- _Written task_
Copy out exactly the lines from the line containing "Extract the structured" to the end of the listing.

Collected data
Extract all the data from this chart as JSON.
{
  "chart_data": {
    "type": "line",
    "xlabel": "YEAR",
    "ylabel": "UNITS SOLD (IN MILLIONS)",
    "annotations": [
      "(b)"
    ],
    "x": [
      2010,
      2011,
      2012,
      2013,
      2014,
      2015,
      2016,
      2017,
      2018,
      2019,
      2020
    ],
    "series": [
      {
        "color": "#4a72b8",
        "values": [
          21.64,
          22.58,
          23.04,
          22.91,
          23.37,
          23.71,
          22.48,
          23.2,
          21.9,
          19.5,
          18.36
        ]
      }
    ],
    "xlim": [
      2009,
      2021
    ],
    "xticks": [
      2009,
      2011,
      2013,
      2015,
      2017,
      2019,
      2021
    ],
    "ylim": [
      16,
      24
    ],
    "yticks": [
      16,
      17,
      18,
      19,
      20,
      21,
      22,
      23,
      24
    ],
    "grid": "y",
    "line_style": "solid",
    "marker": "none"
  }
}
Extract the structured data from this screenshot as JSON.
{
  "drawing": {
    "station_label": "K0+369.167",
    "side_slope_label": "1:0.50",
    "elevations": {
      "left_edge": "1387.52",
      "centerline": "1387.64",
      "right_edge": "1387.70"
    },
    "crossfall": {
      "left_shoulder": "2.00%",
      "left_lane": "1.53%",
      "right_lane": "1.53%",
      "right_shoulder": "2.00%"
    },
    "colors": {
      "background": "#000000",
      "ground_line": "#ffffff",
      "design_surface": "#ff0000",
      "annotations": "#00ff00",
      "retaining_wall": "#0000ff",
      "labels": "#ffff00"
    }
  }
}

- _Written solution_
Extract the structured data from this screenshot as JSON.
{
  "drawing": {
    "station_label": "K0+369.167",
    "side_slope_label": "1:0.50",
    "elevations": {
      "left_edge": "1387.52",
      "centerline": "1387.64",
      "right_edge": "1387.70"
    },
    "crossfall": {
      "left_shoulder": "2.00%",
      "left_lane": "1.53%",
      "right_lane": "1.53%",
      "right_shoulder": "2.00%"
    },
    "colors": {
      "background": "#000000",
      "ground_line": "#ffffff",
      "design_surface": "#ff0000",
      "annotations": "#00ff00",
      "retaining_wall": "#0000ff",
      "labels": "#ffff00"
    }
  }
}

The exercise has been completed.